• **PROBLEM DETAILS**
Quote all entries exactly, leaving pictures aside.

• **EXERCISE DATA**
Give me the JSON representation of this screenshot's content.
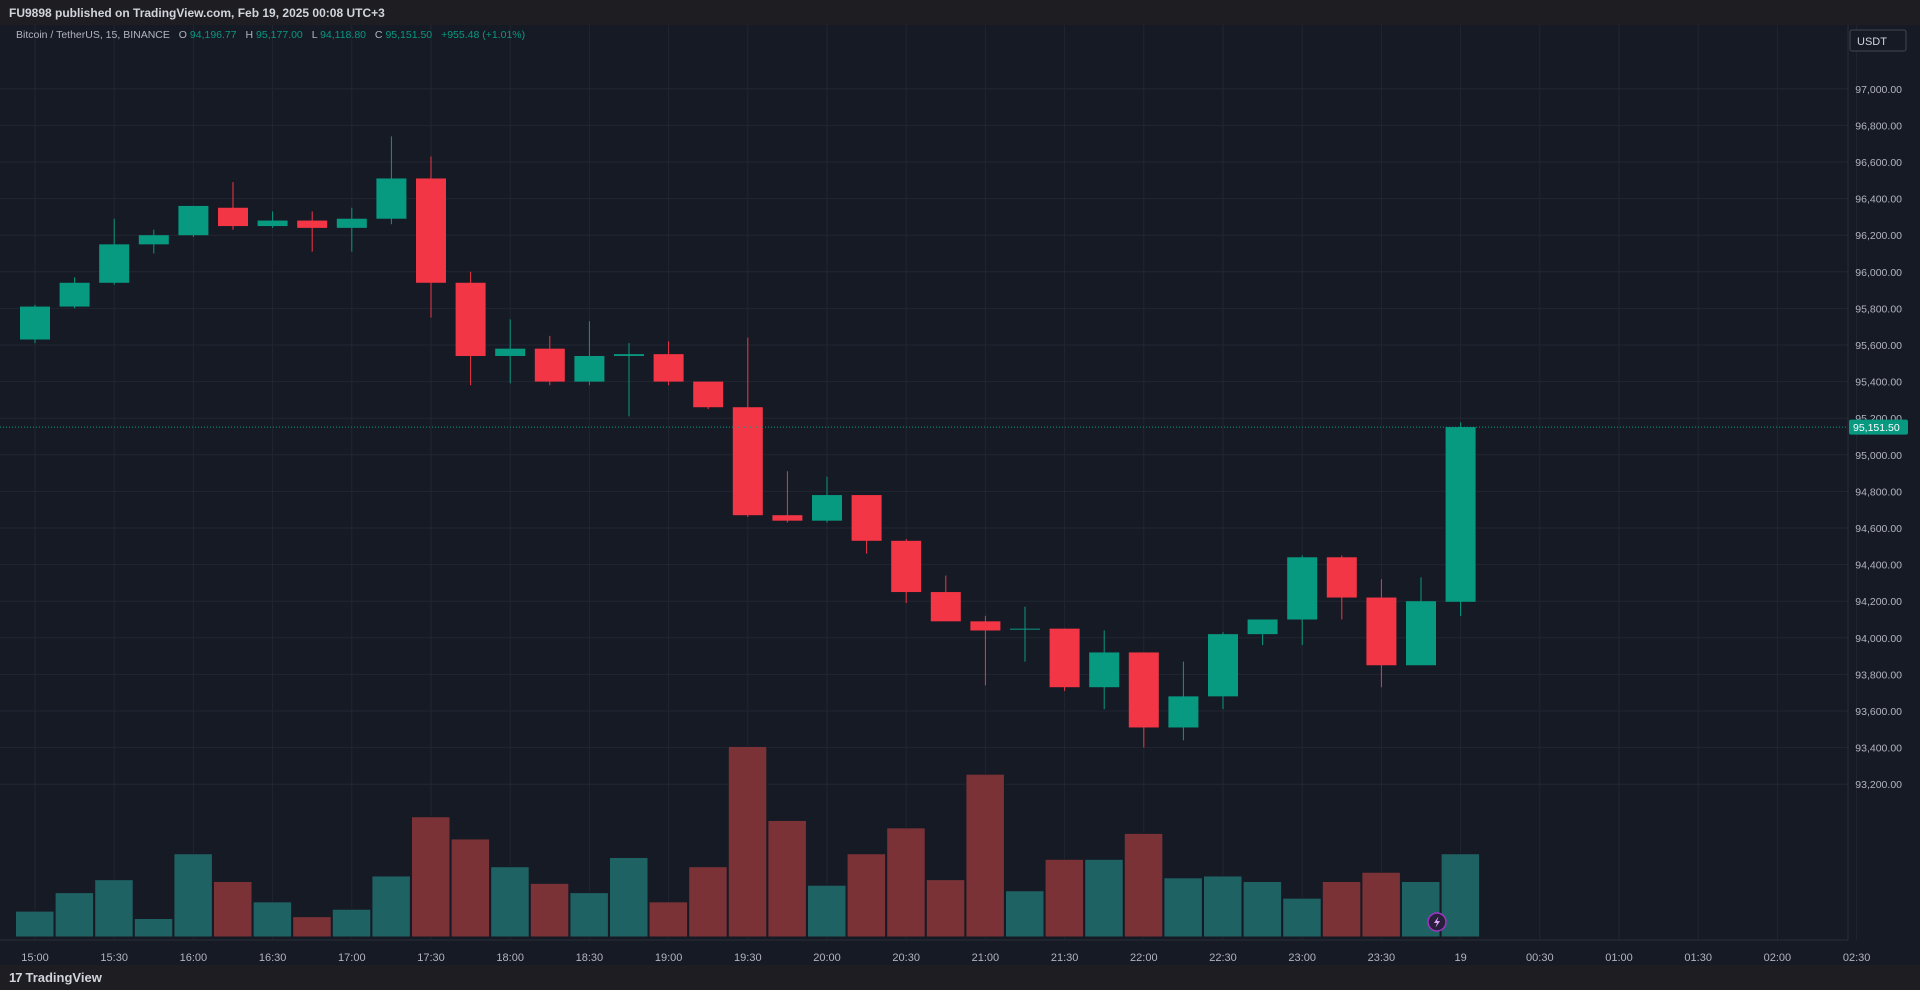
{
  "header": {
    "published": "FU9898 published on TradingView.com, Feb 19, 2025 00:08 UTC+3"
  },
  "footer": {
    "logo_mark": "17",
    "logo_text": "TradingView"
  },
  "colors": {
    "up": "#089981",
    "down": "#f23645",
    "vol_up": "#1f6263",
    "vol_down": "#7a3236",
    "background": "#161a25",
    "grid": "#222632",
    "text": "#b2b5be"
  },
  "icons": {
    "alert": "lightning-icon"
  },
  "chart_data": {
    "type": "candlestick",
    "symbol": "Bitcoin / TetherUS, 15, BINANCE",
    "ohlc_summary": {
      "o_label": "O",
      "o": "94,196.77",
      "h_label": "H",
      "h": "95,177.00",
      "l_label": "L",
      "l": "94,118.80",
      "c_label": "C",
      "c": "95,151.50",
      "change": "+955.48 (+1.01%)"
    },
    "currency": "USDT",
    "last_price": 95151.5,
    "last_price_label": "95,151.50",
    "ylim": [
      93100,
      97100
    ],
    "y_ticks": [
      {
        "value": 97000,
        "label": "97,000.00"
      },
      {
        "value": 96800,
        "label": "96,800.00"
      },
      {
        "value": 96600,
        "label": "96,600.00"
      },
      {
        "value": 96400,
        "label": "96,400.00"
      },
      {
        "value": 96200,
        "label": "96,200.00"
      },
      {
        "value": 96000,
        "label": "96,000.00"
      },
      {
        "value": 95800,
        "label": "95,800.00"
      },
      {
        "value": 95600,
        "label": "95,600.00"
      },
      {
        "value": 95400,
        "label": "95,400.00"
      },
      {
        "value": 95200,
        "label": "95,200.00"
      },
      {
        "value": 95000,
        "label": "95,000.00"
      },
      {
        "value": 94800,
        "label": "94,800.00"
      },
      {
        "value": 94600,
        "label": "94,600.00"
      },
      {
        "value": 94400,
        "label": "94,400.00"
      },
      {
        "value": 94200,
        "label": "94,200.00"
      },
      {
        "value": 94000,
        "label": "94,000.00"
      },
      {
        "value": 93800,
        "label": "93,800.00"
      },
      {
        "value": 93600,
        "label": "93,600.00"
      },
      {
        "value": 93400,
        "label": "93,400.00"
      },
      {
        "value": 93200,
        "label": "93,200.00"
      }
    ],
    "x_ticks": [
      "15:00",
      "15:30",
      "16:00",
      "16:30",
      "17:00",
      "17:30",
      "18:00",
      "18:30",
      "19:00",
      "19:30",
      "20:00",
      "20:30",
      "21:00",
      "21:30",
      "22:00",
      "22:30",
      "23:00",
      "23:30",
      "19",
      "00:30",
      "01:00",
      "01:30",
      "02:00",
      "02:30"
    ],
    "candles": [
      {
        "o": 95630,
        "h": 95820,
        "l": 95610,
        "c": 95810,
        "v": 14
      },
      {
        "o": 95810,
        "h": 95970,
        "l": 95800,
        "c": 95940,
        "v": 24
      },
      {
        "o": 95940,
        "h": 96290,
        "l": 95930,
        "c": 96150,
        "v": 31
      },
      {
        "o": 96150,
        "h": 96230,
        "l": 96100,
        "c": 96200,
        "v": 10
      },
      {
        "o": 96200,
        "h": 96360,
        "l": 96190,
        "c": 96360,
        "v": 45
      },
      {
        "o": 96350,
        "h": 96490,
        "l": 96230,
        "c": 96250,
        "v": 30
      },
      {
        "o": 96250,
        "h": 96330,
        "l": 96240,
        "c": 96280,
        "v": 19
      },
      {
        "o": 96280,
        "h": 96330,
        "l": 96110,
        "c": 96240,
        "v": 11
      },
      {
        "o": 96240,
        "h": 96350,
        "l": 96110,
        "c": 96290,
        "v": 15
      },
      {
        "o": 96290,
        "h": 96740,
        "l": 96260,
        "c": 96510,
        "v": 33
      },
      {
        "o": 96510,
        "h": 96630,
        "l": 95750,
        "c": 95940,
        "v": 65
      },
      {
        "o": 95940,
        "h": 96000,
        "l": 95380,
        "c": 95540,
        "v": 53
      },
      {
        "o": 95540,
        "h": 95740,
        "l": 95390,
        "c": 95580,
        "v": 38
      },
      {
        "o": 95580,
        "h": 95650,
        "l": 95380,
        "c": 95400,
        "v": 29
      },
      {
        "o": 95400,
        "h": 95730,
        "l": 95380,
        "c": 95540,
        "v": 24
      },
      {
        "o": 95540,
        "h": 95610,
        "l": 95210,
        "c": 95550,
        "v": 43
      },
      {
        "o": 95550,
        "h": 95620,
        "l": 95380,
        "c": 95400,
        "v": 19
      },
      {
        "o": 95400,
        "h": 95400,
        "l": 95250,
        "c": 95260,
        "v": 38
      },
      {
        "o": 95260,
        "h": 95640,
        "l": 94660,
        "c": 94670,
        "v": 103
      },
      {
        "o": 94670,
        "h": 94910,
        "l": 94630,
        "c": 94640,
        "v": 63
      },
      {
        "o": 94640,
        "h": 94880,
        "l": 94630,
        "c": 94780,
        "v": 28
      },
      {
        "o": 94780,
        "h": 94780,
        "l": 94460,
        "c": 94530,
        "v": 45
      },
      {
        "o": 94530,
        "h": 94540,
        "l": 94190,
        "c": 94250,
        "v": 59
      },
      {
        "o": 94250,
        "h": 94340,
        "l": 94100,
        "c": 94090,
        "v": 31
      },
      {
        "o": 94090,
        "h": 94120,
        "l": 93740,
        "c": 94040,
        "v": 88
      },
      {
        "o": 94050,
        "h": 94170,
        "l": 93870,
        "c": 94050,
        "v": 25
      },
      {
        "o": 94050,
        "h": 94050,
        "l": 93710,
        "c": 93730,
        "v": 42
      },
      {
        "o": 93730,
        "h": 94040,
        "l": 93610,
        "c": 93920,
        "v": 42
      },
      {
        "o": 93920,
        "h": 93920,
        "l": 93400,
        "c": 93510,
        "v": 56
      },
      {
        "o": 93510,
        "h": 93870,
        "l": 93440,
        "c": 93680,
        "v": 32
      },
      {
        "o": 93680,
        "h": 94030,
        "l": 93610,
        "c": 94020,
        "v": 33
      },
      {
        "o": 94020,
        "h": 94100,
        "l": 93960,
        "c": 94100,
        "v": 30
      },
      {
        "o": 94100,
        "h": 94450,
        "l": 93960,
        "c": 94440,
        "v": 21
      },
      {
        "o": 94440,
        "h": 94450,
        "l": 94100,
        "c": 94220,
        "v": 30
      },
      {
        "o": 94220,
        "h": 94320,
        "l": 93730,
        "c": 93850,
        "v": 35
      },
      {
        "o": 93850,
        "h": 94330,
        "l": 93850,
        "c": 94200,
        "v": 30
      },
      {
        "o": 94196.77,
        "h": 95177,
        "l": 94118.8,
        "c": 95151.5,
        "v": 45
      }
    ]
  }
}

• **FINAL RESULT**
Give me the JSON representation of this screenshot's content.
{
  "header": {
    "published": "FU9898 published on TradingView.com, Feb 19, 2025 00:08 UTC+3"
  },
  "footer": {
    "logo_mark": "17",
    "logo_text": "TradingView"
  },
  "colors": {
    "up": "#089981",
    "down": "#f23645",
    "vol_up": "#1f6263",
    "vol_down": "#7a3236",
    "background": "#161a25",
    "grid": "#222632",
    "text": "#b2b5be"
  },
  "icons": {
    "alert": "lightning-icon"
  },
  "chart_data": {
    "type": "candlestick",
    "symbol": "Bitcoin / TetherUS, 15, BINANCE",
    "ohlc_summary": {
      "o_label": "O",
      "o": "94,196.77",
      "h_label": "H",
      "h": "95,177.00",
      "l_label": "L",
      "l": "94,118.80",
      "c_label": "C",
      "c": "95,151.50",
      "change": "+955.48 (+1.01%)"
    },
    "currency": "USDT",
    "last_price": 95151.5,
    "last_price_label": "95,151.50",
    "ylim": [
      93100,
      97100
    ],
    "y_ticks": [
      {
        "value": 97000,
        "label": "97,000.00"
      },
      {
        "value": 96800,
        "label": "96,800.00"
      },
      {
        "value": 96600,
        "label": "96,600.00"
      },
      {
        "value": 96400,
        "label": "96,400.00"
      },
      {
        "value": 96200,
        "label": "96,200.00"
      },
      {
        "value": 96000,
        "label": "96,000.00"
      },
      {
        "value": 95800,
        "label": "95,800.00"
      },
      {
        "value": 95600,
        "label": "95,600.00"
      },
      {
        "value": 95400,
        "label": "95,400.00"
      },
      {
        "value": 95200,
        "label": "95,200.00"
      },
      {
        "value": 95000,
        "label": "95,000.00"
      },
      {
        "value": 94800,
        "label": "94,800.00"
      },
      {
        "value": 94600,
        "label": "94,600.00"
      },
      {
        "value": 94400,
        "label": "94,400.00"
      },
      {
        "value": 94200,
        "label": "94,200.00"
      },
      {
        "value": 94000,
        "label": "94,000.00"
      },
      {
        "value": 93800,
        "label": "93,800.00"
      },
      {
        "value": 93600,
        "label": "93,600.00"
      },
      {
        "value": 93400,
        "label": "93,400.00"
      },
      {
        "value": 93200,
        "label": "93,200.00"
      }
    ],
    "x_ticks": [
      "15:00",
      "15:30",
      "16:00",
      "16:30",
      "17:00",
      "17:30",
      "18:00",
      "18:30",
      "19:00",
      "19:30",
      "20:00",
      "20:30",
      "21:00",
      "21:30",
      "22:00",
      "22:30",
      "23:00",
      "23:30",
      "19",
      "00:30",
      "01:00",
      "01:30",
      "02:00",
      "02:30"
    ],
    "candles": [
      {
        "o": 95630,
        "h": 95820,
        "l": 95610,
        "c": 95810,
        "v": 14
      },
      {
        "o": 95810,
        "h": 95970,
        "l": 95800,
        "c": 95940,
        "v": 24
      },
      {
        "o": 95940,
        "h": 96290,
        "l": 95930,
        "c": 96150,
        "v": 31
      },
      {
        "o": 96150,
        "h": 96230,
        "l": 96100,
        "c": 96200,
        "v": 10
      },
      {
        "o": 96200,
        "h": 96360,
        "l": 96190,
        "c": 96360,
        "v": 45
      },
      {
        "o": 96350,
        "h": 96490,
        "l": 96230,
        "c": 96250,
        "v": 30
      },
      {
        "o": 96250,
        "h": 96330,
        "l": 96240,
        "c": 96280,
        "v": 19
      },
      {
        "o": 96280,
        "h": 96330,
        "l": 96110,
        "c": 96240,
        "v": 11
      },
      {
        "o": 96240,
        "h": 96350,
        "l": 96110,
        "c": 96290,
        "v": 15
      },
      {
        "o": 96290,
        "h": 96740,
        "l": 96260,
        "c": 96510,
        "v": 33
      },
      {
        "o": 96510,
        "h": 96630,
        "l": 95750,
        "c": 95940,
        "v": 65
      },
      {
        "o": 95940,
        "h": 96000,
        "l": 95380,
        "c": 95540,
        "v": 53
      },
      {
        "o": 95540,
        "h": 95740,
        "l": 95390,
        "c": 95580,
        "v": 38
      },
      {
        "o": 95580,
        "h": 95650,
        "l": 95380,
        "c": 95400,
        "v": 29
      },
      {
        "o": 95400,
        "h": 95730,
        "l": 95380,
        "c": 95540,
        "v": 24
      },
      {
        "o": 95540,
        "h": 95610,
        "l": 95210,
        "c": 95550,
        "v": 43
      },
      {
        "o": 95550,
        "h": 95620,
        "l": 95380,
        "c": 95400,
        "v": 19
      },
      {
        "o": 95400,
        "h": 95400,
        "l": 95250,
        "c": 95260,
        "v": 38
      },
      {
        "o": 95260,
        "h": 95640,
        "l": 94660,
        "c": 94670,
        "v": 103
      },
      {
        "o": 94670,
        "h": 94910,
        "l": 94630,
        "c": 94640,
        "v": 63
      },
      {
        "o": 94640,
        "h": 94880,
        "l": 94630,
        "c": 94780,
        "v": 28
      },
      {
        "o": 94780,
        "h": 94780,
        "l": 94460,
        "c": 94530,
        "v": 45
      },
      {
        "o": 94530,
        "h": 94540,
        "l": 94190,
        "c": 94250,
        "v": 59
      },
      {
        "o": 94250,
        "h": 94340,
        "l": 94100,
        "c": 94090,
        "v": 31
      },
      {
        "o": 94090,
        "h": 94120,
        "l": 93740,
        "c": 94040,
        "v": 88
      },
      {
        "o": 94050,
        "h": 94170,
        "l": 93870,
        "c": 94050,
        "v": 25
      },
      {
        "o": 94050,
        "h": 94050,
        "l": 93710,
        "c": 93730,
        "v": 42
      },
      {
        "o": 93730,
        "h": 94040,
        "l": 93610,
        "c": 93920,
        "v": 42
      },
      {
        "o": 93920,
        "h": 93920,
        "l": 93400,
        "c": 93510,
        "v": 56
      },
      {
        "o": 93510,
        "h": 93870,
        "l": 93440,
        "c": 93680,
        "v": 32
      },
      {
        "o": 93680,
        "h": 94030,
        "l": 93610,
        "c": 94020,
        "v": 33
      },
      {
        "o": 94020,
        "h": 94100,
        "l": 93960,
        "c": 94100,
        "v": 30
      },
      {
        "o": 94100,
        "h": 94450,
        "l": 93960,
        "c": 94440,
        "v": 21
      },
      {
        "o": 94440,
        "h": 94450,
        "l": 94100,
        "c": 94220,
        "v": 30
      },
      {
        "o": 94220,
        "h": 94320,
        "l": 93730,
        "c": 93850,
        "v": 35
      },
      {
        "o": 93850,
        "h": 94330,
        "l": 93850,
        "c": 94200,
        "v": 30
      },
      {
        "o": 94196.77,
        "h": 95177,
        "l": 94118.8,
        "c": 95151.5,
        "v": 45
      }
    ]
  }
}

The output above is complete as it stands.